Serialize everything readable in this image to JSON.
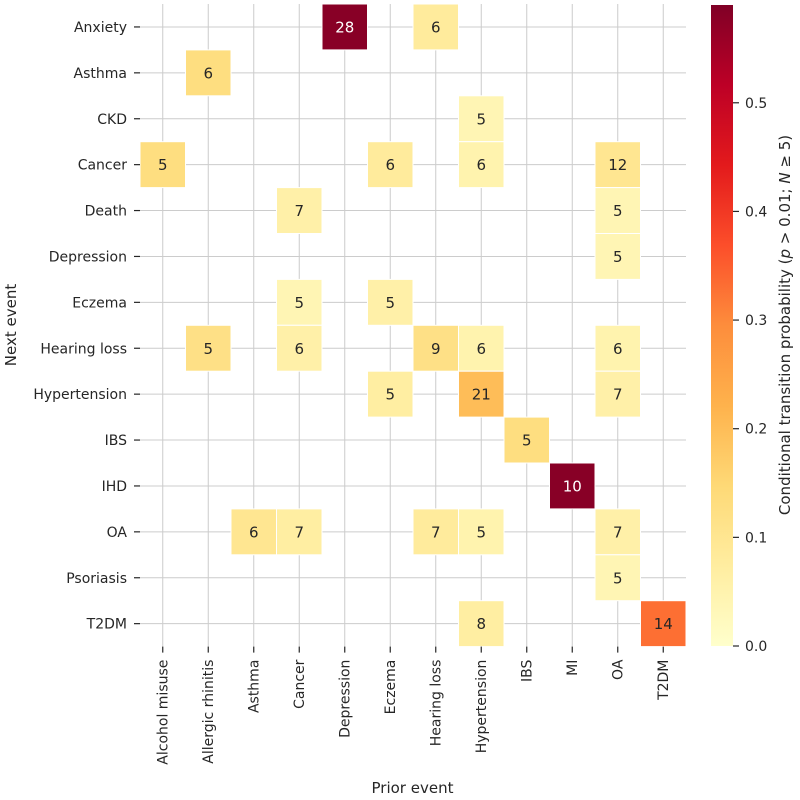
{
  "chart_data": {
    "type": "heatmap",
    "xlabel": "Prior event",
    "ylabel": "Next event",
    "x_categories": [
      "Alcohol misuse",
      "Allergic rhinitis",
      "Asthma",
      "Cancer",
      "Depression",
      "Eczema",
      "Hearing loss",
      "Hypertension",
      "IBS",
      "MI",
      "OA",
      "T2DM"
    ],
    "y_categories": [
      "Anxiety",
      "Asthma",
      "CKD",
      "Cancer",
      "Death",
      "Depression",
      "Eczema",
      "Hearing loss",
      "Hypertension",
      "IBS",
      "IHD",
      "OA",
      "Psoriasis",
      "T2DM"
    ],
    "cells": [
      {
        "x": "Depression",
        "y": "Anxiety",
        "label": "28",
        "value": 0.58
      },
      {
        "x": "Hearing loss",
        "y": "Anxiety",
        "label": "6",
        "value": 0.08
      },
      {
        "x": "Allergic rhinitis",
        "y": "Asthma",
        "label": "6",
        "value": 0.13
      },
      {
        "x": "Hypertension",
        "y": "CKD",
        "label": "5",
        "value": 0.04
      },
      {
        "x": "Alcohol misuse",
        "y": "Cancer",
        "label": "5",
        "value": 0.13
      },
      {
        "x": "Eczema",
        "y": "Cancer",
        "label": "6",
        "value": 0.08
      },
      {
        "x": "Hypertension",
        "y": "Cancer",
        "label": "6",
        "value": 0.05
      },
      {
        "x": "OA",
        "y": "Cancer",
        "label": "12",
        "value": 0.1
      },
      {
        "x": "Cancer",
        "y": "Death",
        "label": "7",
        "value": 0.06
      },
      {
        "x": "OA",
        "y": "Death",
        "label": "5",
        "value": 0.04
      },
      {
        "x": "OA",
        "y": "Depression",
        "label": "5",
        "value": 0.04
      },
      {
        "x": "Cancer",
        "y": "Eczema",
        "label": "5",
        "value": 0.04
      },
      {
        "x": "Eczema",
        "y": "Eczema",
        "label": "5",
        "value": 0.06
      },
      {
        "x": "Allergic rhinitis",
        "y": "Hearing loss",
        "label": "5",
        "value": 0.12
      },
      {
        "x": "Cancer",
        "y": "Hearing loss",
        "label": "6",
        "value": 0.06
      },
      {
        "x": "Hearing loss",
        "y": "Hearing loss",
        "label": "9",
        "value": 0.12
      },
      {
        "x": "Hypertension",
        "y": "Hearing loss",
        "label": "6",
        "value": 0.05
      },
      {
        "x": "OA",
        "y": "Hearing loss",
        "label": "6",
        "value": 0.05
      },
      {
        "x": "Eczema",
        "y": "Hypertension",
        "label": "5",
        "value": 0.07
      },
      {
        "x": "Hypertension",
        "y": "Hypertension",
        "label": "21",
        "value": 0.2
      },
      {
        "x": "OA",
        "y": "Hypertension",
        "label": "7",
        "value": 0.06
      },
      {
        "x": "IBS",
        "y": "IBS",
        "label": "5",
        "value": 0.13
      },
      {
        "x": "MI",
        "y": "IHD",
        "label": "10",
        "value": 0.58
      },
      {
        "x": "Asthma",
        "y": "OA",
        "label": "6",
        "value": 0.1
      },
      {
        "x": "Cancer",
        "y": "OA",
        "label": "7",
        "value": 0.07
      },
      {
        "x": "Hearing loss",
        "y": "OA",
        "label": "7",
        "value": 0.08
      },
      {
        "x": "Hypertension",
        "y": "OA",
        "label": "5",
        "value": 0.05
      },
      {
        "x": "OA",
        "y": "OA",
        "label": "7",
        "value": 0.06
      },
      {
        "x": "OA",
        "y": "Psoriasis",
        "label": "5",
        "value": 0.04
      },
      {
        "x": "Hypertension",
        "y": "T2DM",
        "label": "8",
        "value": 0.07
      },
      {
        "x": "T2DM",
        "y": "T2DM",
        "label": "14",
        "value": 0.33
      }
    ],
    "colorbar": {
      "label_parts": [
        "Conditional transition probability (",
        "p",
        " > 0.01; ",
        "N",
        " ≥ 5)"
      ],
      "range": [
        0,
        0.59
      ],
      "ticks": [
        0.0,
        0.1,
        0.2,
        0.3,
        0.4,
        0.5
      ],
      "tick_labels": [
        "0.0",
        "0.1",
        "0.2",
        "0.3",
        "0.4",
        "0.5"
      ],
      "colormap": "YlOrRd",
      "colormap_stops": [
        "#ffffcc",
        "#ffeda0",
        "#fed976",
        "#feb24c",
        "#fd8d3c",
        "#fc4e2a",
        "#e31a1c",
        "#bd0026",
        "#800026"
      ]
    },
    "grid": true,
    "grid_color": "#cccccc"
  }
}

• • • • •

What to produce:
From the listing above, pick out each line where the word "Depression" appears.

In response:
      "Depression",
      "Depression",
        "x": "Depression",
        "y": "Depression",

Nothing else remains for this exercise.